Wednesday Night Open Thread

There’s nitpickers, and then there’s nitpickers.

I’m a nitpicker. Well, sometimes.

I’m also a little nerdy sometimes. But, I’m not a super nerd, because I didn’t catch all of these then I saw the movies.

[The YouTube]

Now that’s your nerd pump is primed — that doesn’t mean what some of you think it means — it’s your turn to go full blown nerd. Or smartass. Or nice friendly person sharing words of inspiration.

Probably smartass, knowing some of you. Anyway, it’s Wednesday Night Open Thread.

Who wants to start?

20 Comments

  1. Harvey asks for patience until he returns full-time on July 5th.

    NY Times: “Harvey Pleads Fifth!”

    Washington Post: “Rehab Friends Worry: Is Harvey ‘Back on the Fifth’? — Anonymous Source”

    USA Today: “Fewer Staff Members at Conservative Blogs in the Age of Trump”

  2. Well, having been an electrician once upon a time…the statement in this video that “one cannot be electrocuted unless one is in contact with the ground” is false. You can also receive an electrical shock if you are touching two phases, or a “hot leg” and a “common” (those are two different things, but same result).

    In this scene from Jurassic Park, the kid is clearly standing on one cable of this fence and grabbing another above it. I personally don’t know much about electric fences designed for containing dinosaurs, but if each cable was a different electrical phase (assuming it is AC and not DC), then the kid would get lit up, since there is always a voltage difference between two phases…which is what is necessary for current flow.

    If I were to design an electric fence for bloodthirsty creatures that can jump and climb, I would probably use different phases on my electric fence, so it’s possible that was the case here. Mer. Mer. Mer.

### Extracted entries

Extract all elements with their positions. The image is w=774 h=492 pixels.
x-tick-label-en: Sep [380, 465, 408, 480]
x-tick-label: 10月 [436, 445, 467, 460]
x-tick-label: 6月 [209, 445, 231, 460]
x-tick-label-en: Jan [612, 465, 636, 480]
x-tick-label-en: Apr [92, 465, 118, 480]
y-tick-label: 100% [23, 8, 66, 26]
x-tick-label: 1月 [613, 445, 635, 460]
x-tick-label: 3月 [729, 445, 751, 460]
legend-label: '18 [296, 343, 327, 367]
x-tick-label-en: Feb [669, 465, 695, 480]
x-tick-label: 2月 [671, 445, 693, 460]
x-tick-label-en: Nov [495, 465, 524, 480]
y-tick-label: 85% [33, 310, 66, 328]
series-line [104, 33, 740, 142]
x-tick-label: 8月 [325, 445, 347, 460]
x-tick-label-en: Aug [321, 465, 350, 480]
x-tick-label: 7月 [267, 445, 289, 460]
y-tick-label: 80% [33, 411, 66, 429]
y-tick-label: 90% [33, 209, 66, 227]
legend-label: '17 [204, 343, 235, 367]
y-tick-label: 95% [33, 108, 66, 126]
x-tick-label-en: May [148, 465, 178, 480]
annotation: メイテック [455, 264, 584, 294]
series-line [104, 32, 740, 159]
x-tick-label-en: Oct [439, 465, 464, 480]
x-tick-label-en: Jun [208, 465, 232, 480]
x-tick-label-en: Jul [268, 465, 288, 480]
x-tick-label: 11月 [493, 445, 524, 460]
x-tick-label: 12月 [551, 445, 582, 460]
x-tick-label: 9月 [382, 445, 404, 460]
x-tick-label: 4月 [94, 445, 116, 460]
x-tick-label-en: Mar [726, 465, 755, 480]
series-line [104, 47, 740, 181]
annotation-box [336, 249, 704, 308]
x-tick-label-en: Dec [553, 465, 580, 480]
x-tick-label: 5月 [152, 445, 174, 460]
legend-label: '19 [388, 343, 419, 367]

### Instructions
1. According to the open thread, on what date does Harvey plan to return full-time?
2. Reproduce every line of the records verbatim.

### Answers to the exercise
1. July 5th

2.
Extract all elements with their positions. The image is w=774 h=492 pixels.
x-tick-label-en: Sep [380, 465, 408, 480]
x-tick-label: 10月 [436, 445, 467, 460]
x-tick-label: 6月 [209, 445, 231, 460]
x-tick-label-en: Jan [612, 465, 636, 480]
x-tick-label-en: Apr [92, 465, 118, 480]
y-tick-label: 100% [23, 8, 66, 26]
x-tick-label: 1月 [613, 445, 635, 460]
x-tick-label: 3月 [729, 445, 751, 460]
legend-label: '18 [296, 343, 327, 367]
x-tick-label-en: Feb [669, 465, 695, 480]
x-tick-label: 2月 [671, 445, 693, 460]
x-tick-label-en: Nov [495, 465, 524, 480]
y-tick-label: 85% [33, 310, 66, 328]
series-line [104, 33, 740, 142]
x-tick-label: 8月 [325, 445, 347, 460]
x-tick-label-en: Aug [321, 465, 350, 480]
x-tick-label: 7月 [267, 445, 289, 460]
y-tick-label: 80% [33, 411, 66, 429]
y-tick-label: 90% [33, 209, 66, 227]
legend-label: '17 [204, 343, 235, 367]
y-tick-label: 95% [33, 108, 66, 126]
x-tick-label-en: May [148, 465, 178, 480]
annotation: メイテック [455, 264, 584, 294]
series-line [104, 32, 740, 159]
x-tick-label-en: Oct [439, 465, 464, 480]
x-tick-label-en: Jun [208, 465, 232, 480]
x-tick-label-en: Jul [268, 465, 288, 480]
x-tick-label: 11月 [493, 445, 524, 460]
x-tick-label: 12月 [551, 445, 582, 460]
x-tick-label: 9月 [382, 445, 404, 460]
x-tick-label: 4月 [94, 445, 116, 460]
x-tick-label-en: Mar [726, 465, 755, 480]
series-line [104, 47, 740, 181]
annotation-box [336, 249, 704, 308]
x-tick-label-en: Dec [553, 465, 580, 480]
x-tick-label: 5月 [152, 445, 174, 460]
legend-label: '19 [388, 343, 419, 367]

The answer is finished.